The world needs new sources of energy, and Canada has them, and the Canadians could use foreign capital to help develop them. So what do they do? Slap energy development with a new tax. Yeah, that should help produce lots of energy. (Would you believe, hot air?)
Let's see, tax revenues don't change much, but everybody who owns trust units is suddenly made 25% poorer on paper due to the instant markdown of their units to reflect the reduced after-tax yield. Dumb.... really dumb. Oh well, par for the course for politicians. (Remember this incident when the time approaches for you to collect on your Social Security promise.) The politicians giveth, and the politicians taketh away; but mostly they taketh away.
Anyway, the panic and gyrations in prices that ensue when an investment is hit with an unexpected "external" shock such as this (as opposed to problems within a company becoming known) typically last about three days, with the best buying point (lowest prices) typically in the middle of the second day.
I took a re-examining look at the trusts. Same solid businesses. Same potential appreciation in the price of energy. Lots of confusion due to the proposed changes in taxation. At their markdown prices, PrimeWest (and Penn West in my Roth IRA) would, in the four years before the new tax cuts in, return about half the cost of the units in dividends alone (if the distributions remain the same). So, I decided to "double up" on my holdings, buying as close to the middle of the second day (November 2) as my schedule would allow. On November 10, with PWI stlll in shock, I added another 60 units using most of the proceeds from the FPL sale.

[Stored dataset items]
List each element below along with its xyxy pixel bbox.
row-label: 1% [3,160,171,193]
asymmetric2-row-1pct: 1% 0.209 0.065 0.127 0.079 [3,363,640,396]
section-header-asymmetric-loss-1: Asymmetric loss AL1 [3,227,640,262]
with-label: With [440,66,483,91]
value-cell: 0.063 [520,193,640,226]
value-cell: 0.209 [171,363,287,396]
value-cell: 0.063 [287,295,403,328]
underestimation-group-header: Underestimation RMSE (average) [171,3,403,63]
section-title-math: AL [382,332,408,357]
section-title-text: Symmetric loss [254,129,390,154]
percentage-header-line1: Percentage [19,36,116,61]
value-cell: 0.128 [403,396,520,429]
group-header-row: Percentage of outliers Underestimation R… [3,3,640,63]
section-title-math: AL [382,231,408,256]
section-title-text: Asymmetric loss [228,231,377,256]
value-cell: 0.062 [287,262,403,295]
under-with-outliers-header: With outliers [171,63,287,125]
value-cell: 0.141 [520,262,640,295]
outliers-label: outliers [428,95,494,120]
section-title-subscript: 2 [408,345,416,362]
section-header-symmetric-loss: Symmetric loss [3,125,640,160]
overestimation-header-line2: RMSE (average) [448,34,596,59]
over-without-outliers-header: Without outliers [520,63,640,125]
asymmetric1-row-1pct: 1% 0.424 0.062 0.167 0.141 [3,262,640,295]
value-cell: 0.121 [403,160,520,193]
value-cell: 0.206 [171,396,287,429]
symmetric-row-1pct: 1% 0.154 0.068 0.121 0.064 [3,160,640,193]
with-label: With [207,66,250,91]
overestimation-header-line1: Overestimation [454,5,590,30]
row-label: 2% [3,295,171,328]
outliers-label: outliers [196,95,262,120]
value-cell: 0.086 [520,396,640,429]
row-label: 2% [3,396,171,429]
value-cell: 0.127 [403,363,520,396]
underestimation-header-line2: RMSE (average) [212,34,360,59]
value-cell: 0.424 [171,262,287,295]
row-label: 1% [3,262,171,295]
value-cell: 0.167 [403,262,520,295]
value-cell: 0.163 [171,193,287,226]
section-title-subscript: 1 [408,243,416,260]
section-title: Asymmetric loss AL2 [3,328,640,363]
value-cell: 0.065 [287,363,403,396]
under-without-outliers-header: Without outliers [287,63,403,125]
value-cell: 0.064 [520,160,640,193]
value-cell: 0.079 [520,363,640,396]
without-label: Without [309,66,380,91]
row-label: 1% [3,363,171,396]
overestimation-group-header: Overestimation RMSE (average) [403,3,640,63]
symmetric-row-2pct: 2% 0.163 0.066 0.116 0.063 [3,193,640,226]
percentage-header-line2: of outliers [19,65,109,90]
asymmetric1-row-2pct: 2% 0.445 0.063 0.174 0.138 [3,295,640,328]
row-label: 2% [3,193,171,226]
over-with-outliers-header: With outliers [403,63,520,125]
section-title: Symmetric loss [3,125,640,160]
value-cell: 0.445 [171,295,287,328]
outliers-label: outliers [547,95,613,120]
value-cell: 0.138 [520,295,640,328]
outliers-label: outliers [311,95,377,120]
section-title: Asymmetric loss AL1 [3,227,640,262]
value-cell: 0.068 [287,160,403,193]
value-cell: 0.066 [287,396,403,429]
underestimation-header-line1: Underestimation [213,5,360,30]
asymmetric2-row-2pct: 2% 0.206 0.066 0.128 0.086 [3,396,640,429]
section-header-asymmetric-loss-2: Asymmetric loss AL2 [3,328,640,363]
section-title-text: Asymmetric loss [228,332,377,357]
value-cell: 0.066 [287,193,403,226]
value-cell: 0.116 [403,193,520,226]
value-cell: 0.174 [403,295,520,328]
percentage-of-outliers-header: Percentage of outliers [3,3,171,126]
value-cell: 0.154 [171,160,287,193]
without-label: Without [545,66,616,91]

### EXERCISE DIRECTIONS
Carry on the commentary about Canada's new tax on energy trusts, picking up after its final sentence.

### YOUR RESPONSE
The portfolio cost (normalized) is $108,800.96 with $83,756.71 currently in cash or near-cash.
B. "Professors' Investment Group (PIG)" - investment club portfolio.
SUMMARY - "PIG":
Original cost: $10,699.00
Present value: $20,167.65
Increase: $9,468.65 [+88.50%]
COMMENT on "PIG": I continue to "roll over" 3-month T-bills, one per month.
C. Roth IRAs - real portfolio:
SUMMARY - Roth IRAs:
Original cost: $28,776.19
Present value: $34,836.20
Increase: $ 6,060.01 [+21.06%]
COMMENT on Roth IRAs: For comments on Penn West, see the discussion under "Inheritance".
D. TIAA/CREF 403(b) and (non-Roth) IRA retirement plans: My TIAA-CREF and Fidelity retirement investments, both the part from which I am making monthly withdrawals and the parts that are "resting", are invested as follows: TIAA traditional, 59.00%; T-bills and money-markets, 37.93%; CREF inflation-indexed bonds, 0%; TIAA real estate, 3.05%; TIAA-CREF High-Yield II, 0.02%
TIAA-CREF values, 14Nov2006: stock, 236.22; equity-index, 93.45; MM, 23.58; bond, 79.41; inflation-indexed bond, 47.23; real estate, 270.37; TIAA current yield in SRA, about 4.82%. COMMENT on NYSE "Timer's Trend": We are currently on a BUY signal of July 25, 2006.
COMMENT on NASDAQ "Timer's Trend": We're on a BUY signal given November 6, 2006.
NEXT ISSUE - will appear in December 2006 (or possibly in early January 2007).